[ASSIGNMENT 1]
In the passage on quantum materials, rewrite the part that begins with "Take vanadium oxide" and ends with "in firing neurons.", changing "vanadium oxide" to "nickel oxide".
[ASSIGNMENT 2]
Extend the passage on quantum materials and brain research, starting after its final sentence.

[PASSAGE FOR REVIEW]
Quantum materials are opening up a realm of possibilities in materials research. Among the best known examples are superconductivity and quantum computing. But that’s only the beginning. The same properties that make these materials unique are also enabling researchers to demystify the inner workings of the human brain.
So what makes quantum materials well suited for this purpose? Unlike the free-flowing electrons in ordinary conductors or semiconductors, electrons in quantum materials show correlated behavior. That in itself has been the focus of intense physics research. But the upshot for brain research is tunable electronic behavior that can mimic the electronic signaling of neurons and the synapses between them. Most importantly, quantum materials can simulate synaptic plasticity.
Plasticity is the biological ability that makes learning and memory formation possible. It’s all about timing. Connections between neurons that fire within a short, milliseconds-long time window grow stronger. Firing out of sync tends to weaken links between neurons. Put simply, neurons that fire together wire together, and those that fire apart wire apart.
Researchers can recreate this time-dependent behavior electronically using quantum materials.
Take vanadium oxide for example. This quantum material can transform from an insulator to a conducting metal under an applied voltage. Under the right conditions, this transition can be co-opted to produce the same patterns of oscillating current observed in firing neurons.

[THE DATA]
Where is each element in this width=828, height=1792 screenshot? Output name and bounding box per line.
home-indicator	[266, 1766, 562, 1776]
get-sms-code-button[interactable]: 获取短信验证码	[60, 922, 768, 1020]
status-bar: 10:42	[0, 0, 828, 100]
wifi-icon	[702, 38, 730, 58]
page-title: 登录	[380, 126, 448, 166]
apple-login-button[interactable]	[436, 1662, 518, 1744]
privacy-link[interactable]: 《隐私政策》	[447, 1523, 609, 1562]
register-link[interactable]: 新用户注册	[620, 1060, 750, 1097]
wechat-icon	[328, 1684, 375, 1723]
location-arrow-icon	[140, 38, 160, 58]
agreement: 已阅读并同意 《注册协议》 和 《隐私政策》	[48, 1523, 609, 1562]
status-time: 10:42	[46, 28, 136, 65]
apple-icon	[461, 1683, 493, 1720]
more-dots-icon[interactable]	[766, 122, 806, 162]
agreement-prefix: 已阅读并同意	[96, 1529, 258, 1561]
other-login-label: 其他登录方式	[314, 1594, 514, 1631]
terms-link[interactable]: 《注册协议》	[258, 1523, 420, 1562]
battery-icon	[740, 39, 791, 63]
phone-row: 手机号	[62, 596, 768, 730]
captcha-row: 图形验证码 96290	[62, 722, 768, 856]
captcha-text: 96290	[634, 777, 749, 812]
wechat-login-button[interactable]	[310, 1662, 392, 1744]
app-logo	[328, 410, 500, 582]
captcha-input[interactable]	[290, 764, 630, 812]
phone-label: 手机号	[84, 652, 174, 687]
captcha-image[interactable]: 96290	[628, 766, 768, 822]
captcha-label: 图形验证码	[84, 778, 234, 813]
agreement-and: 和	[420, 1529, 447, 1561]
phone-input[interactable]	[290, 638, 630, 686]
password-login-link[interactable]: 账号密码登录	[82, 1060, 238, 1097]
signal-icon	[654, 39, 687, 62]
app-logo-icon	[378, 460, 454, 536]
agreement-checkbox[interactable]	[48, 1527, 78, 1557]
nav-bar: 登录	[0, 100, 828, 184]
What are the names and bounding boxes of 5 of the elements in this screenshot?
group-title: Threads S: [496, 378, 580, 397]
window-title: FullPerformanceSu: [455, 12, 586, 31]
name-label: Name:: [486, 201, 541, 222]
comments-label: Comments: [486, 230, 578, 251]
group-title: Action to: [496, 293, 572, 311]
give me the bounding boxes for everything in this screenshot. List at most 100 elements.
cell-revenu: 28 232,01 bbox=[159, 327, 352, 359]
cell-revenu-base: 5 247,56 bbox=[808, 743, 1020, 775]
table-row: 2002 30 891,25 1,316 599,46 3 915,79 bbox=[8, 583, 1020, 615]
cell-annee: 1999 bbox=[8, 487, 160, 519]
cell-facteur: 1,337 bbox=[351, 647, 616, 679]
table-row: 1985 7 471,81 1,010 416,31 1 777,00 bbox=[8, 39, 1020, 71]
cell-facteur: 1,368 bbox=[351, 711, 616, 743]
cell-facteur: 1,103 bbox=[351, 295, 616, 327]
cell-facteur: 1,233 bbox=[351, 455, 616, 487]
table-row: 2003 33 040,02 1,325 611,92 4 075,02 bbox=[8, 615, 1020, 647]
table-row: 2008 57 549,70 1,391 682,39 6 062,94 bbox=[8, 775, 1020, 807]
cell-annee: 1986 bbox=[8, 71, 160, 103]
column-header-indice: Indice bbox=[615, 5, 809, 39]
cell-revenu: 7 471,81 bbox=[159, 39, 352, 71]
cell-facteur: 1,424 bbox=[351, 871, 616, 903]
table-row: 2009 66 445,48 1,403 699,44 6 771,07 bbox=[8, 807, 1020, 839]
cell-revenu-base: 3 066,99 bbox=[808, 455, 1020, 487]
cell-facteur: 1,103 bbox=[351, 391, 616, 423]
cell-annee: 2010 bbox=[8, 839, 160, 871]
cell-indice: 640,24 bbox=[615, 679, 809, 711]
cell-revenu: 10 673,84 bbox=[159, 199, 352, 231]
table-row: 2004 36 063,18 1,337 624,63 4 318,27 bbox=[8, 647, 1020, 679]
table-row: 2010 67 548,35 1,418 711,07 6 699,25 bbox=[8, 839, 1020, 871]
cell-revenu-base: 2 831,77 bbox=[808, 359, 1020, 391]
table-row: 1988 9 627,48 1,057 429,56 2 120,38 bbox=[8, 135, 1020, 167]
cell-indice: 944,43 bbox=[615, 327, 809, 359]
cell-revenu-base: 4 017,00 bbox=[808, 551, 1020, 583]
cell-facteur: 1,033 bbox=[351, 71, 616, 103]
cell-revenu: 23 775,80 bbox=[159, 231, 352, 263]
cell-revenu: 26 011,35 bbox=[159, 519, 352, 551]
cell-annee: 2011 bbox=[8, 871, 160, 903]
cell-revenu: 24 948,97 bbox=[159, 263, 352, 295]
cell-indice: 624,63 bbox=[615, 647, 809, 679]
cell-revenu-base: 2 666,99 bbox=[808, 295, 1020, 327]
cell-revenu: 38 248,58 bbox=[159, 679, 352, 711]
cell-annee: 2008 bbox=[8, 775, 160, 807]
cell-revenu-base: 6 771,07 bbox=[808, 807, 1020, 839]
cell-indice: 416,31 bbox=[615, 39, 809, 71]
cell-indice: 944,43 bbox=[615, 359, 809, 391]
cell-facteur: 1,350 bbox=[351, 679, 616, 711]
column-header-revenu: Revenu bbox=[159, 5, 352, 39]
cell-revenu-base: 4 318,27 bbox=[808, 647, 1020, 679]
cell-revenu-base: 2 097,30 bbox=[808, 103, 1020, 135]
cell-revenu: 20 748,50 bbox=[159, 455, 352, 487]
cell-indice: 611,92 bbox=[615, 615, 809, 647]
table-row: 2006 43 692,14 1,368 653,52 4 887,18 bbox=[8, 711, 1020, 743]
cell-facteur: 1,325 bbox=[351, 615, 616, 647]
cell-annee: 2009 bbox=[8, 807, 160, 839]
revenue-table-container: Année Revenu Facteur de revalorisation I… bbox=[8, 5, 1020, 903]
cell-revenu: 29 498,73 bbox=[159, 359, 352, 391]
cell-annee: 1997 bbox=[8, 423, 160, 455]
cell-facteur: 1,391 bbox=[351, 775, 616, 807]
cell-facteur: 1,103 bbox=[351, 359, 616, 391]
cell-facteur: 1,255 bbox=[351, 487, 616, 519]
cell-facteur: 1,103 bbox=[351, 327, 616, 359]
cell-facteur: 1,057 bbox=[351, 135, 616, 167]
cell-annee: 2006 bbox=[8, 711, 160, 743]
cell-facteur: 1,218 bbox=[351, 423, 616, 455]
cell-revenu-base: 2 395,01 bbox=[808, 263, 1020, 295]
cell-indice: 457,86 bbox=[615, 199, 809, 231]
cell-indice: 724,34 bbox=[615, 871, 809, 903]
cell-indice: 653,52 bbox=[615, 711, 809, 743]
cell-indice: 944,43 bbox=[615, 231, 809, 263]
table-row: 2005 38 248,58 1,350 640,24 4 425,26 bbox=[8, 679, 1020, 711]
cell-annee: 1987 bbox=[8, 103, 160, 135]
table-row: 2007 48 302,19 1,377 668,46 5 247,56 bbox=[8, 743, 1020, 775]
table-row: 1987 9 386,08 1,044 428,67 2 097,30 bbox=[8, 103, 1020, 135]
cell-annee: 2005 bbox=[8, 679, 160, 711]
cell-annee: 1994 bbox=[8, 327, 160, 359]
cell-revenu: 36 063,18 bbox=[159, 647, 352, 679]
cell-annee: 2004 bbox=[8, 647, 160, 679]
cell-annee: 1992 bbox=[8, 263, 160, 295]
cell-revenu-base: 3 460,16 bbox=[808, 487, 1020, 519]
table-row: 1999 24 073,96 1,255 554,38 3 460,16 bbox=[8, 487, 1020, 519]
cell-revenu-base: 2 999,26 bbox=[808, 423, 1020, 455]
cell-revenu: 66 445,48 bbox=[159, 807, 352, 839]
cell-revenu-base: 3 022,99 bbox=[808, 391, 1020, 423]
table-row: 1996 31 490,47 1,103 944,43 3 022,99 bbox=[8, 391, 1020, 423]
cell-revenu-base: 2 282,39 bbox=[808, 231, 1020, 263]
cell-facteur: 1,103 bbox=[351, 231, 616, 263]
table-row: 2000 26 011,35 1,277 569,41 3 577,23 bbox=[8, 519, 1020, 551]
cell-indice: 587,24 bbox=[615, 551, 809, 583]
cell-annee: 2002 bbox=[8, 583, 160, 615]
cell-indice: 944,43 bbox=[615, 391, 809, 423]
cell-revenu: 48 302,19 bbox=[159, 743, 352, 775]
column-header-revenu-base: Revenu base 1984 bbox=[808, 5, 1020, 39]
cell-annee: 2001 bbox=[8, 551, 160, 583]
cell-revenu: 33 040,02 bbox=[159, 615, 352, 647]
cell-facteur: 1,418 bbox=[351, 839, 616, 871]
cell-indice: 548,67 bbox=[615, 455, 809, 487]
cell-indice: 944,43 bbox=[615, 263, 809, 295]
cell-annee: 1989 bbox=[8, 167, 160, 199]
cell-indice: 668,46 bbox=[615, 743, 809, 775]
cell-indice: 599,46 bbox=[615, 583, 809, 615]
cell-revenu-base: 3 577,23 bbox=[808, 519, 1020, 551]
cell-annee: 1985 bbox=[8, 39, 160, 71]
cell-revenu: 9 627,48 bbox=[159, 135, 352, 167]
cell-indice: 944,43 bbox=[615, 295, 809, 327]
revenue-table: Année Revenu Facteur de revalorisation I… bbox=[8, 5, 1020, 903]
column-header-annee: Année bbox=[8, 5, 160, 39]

[ANSWER SPACE 1]
Take nickel oxide for example. This quantum material can transform from an insulator to a conducting metal under an applied voltage. Under the right conditions, this transition can be co-opted to produce the same patterns of oscillating current observed in firing neurons.

[ANSWER SPACE 2]
Quantum materials can also reproduce the gatekeeping function of the synapses that connect neurons. Samarium nickelate is a good example. Experiments have shown that, when embedded in a transistor-like structure, samarium nickelate can be made more or less conductive—depending on how much oxygen is popped into or out of its crystal structure. And when linked together in an electronic circuit, elements containing this tunable material can dictate how strongly or weakly artificial neurons are correlated under an external stimulus.
As currently constructed, artificial neurons and synapses like these bear little to no physical resemblance to the real thing. But they are proving increasingly capable of carrying out the same functions.
Ultimately, then, this type of circuitry could hold the same promise for neuroscience and artificial intelligence as homegrown organs do for medicine: the ability to explore important research questions in the lab—all thanks to quantum materials.